[Records]
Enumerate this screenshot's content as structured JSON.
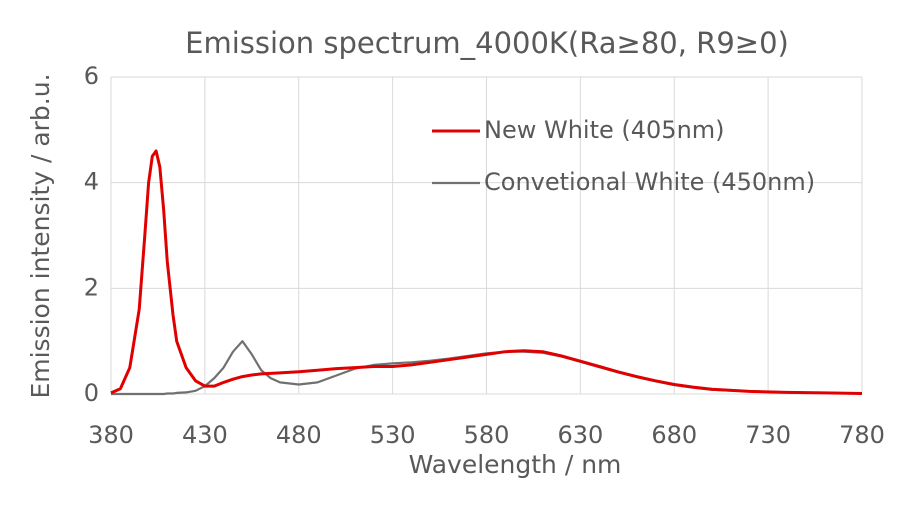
{
  "chart_data": {
    "type": "line",
    "title": "Emission spectrum_4000K(Ra≥80, R9≥0)",
    "x_label": "Wavelength / nm",
    "y_label": "Emission intensity / arb.u.",
    "x": [
      380,
      385,
      390,
      395,
      398,
      400,
      402,
      404,
      406,
      408,
      410,
      413,
      415,
      420,
      425,
      430,
      435,
      440,
      445,
      450,
      455,
      460,
      465,
      470,
      480,
      490,
      500,
      510,
      520,
      530,
      540,
      550,
      560,
      570,
      580,
      590,
      600,
      610,
      620,
      630,
      640,
      650,
      660,
      670,
      680,
      690,
      700,
      720,
      740,
      760,
      780
    ],
    "series": [
      {
        "name": "New White (405nm)",
        "color": "#e00000",
        "values": [
          0.02,
          0.1,
          0.5,
          1.6,
          3.0,
          4.0,
          4.5,
          4.6,
          4.3,
          3.5,
          2.5,
          1.5,
          1.0,
          0.5,
          0.25,
          0.15,
          0.15,
          0.22,
          0.28,
          0.33,
          0.36,
          0.38,
          0.39,
          0.4,
          0.42,
          0.45,
          0.48,
          0.5,
          0.52,
          0.52,
          0.55,
          0.6,
          0.65,
          0.7,
          0.75,
          0.8,
          0.82,
          0.8,
          0.72,
          0.62,
          0.52,
          0.42,
          0.33,
          0.25,
          0.18,
          0.13,
          0.09,
          0.05,
          0.03,
          0.02,
          0.01
        ]
      },
      {
        "name": "Convetional White (450nm)",
        "color": "#707070",
        "values": [
          0,
          0,
          0,
          0,
          0,
          0,
          0,
          0,
          0,
          0,
          0.01,
          0.01,
          0.02,
          0.03,
          0.06,
          0.15,
          0.3,
          0.5,
          0.8,
          1.0,
          0.75,
          0.45,
          0.3,
          0.22,
          0.18,
          0.22,
          0.35,
          0.48,
          0.55,
          0.58,
          0.6,
          0.63,
          0.67,
          0.72,
          0.77,
          0.8,
          0.8,
          0.78,
          0.71,
          0.61,
          0.51,
          0.41,
          0.32,
          0.24,
          0.17,
          0.12,
          0.08,
          0.05,
          0.03,
          0.02,
          0.01
        ]
      }
    ],
    "xlim": [
      380,
      780
    ],
    "xticks": [
      380,
      430,
      480,
      530,
      580,
      630,
      680,
      730,
      780
    ],
    "ylim": [
      0,
      6
    ],
    "yticks": [
      0,
      2,
      4,
      6
    ],
    "grid": true,
    "legend": "upper right"
  }
}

What is required:
Leave out the pictures and give the listing above again exactly.

Finished answer:
Enumerate this screenshot's content as structured JSON.
{
  "chart_data": {
    "type": "line",
    "title": "Emission spectrum_4000K(Ra≥80, R9≥0)",
    "x_label": "Wavelength / nm",
    "y_label": "Emission intensity / arb.u.",
    "x": [
      380,
      385,
      390,
      395,
      398,
      400,
      402,
      404,
      406,
      408,
      410,
      413,
      415,
      420,
      425,
      430,
      435,
      440,
      445,
      450,
      455,
      460,
      465,
      470,
      480,
      490,
      500,
      510,
      520,
      530,
      540,
      550,
      560,
      570,
      580,
      590,
      600,
      610,
      620,
      630,
      640,
      650,
      660,
      670,
      680,
      690,
      700,
      720,
      740,
      760,
      780
    ],
    "series": [
      {
        "name": "New White (405nm)",
        "color": "#e00000",
        "values": [
          0.02,
          0.1,
          0.5,
          1.6,
          3.0,
          4.0,
          4.5,
          4.6,
          4.3,
          3.5,
          2.5,
          1.5,
          1.0,
          0.5,
          0.25,
          0.15,
          0.15,
          0.22,
          0.28,
          0.33,
          0.36,
          0.38,
          0.39,
          0.4,
          0.42,
          0.45,
          0.48,
          0.5,
          0.52,
          0.52,
          0.55,
          0.6,
          0.65,
          0.7,
          0.75,
          0.8,
          0.82,
          0.8,
          0.72,
          0.62,
          0.52,
          0.42,
          0.33,
          0.25,
          0.18,
          0.13,
          0.09,
          0.05,
          0.03,
          0.02,
          0.01
        ]
      },
      {
        "name": "Convetional White (450nm)",
        "color": "#707070",
        "values": [
          0,
          0,
          0,
          0,
          0,
          0,
          0,
          0,
          0,
          0,
          0.01,
          0.01,
          0.02,
          0.03,
          0.06,
          0.15,
          0.3,
          0.5,
          0.8,
          1.0,
          0.75,
          0.45,
          0.3,
          0.22,
          0.18,
          0.22,
          0.35,
          0.48,
          0.55,
          0.58,
          0.6,
          0.63,
          0.67,
          0.72,
          0.77,
          0.8,
          0.8,
          0.78,
          0.71,
          0.61,
          0.51,
          0.41,
          0.32,
          0.24,
          0.17,
          0.12,
          0.08,
          0.05,
          0.03,
          0.02,
          0.01
        ]
      }
    ],
    "xlim": [
      380,
      780
    ],
    "xticks": [
      380,
      430,
      480,
      530,
      580,
      630,
      680,
      730,
      780
    ],
    "ylim": [
      0,
      6
    ],
    "yticks": [
      0,
      2,
      4,
      6
    ],
    "grid": true,
    "legend": "upper right"
  }
}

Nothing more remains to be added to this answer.